- [TASK OBJECTIVE] Gather all lines with "JSON" from the records.
========
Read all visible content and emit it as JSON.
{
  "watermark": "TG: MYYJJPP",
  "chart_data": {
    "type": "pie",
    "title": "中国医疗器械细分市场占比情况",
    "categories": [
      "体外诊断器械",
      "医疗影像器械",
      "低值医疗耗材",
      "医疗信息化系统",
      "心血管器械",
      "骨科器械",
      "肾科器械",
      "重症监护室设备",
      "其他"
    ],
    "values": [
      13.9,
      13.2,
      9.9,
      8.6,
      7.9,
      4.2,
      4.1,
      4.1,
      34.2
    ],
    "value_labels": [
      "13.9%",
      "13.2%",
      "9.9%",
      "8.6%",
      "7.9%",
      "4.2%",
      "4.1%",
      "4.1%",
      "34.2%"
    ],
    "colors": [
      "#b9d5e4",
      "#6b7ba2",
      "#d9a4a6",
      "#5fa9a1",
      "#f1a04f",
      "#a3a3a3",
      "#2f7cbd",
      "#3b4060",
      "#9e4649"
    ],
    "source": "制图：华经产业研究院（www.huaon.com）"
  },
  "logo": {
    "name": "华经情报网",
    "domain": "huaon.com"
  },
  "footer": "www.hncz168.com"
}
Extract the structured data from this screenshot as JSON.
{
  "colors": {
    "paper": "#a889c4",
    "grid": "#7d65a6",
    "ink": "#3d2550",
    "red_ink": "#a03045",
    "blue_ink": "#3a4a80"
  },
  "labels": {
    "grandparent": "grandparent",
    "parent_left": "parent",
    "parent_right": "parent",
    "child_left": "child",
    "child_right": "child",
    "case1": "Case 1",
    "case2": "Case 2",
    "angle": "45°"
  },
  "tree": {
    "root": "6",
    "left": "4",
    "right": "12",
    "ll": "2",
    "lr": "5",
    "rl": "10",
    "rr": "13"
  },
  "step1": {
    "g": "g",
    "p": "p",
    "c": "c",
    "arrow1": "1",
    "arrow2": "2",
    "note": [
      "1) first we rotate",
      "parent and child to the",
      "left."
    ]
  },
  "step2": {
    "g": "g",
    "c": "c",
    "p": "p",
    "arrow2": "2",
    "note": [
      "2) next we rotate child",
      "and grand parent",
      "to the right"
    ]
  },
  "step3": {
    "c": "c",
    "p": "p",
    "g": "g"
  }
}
========
- [FINAL ANSWER]
Read all visible content and emit it as JSON.
Extract the structured data from this screenshot as JSON.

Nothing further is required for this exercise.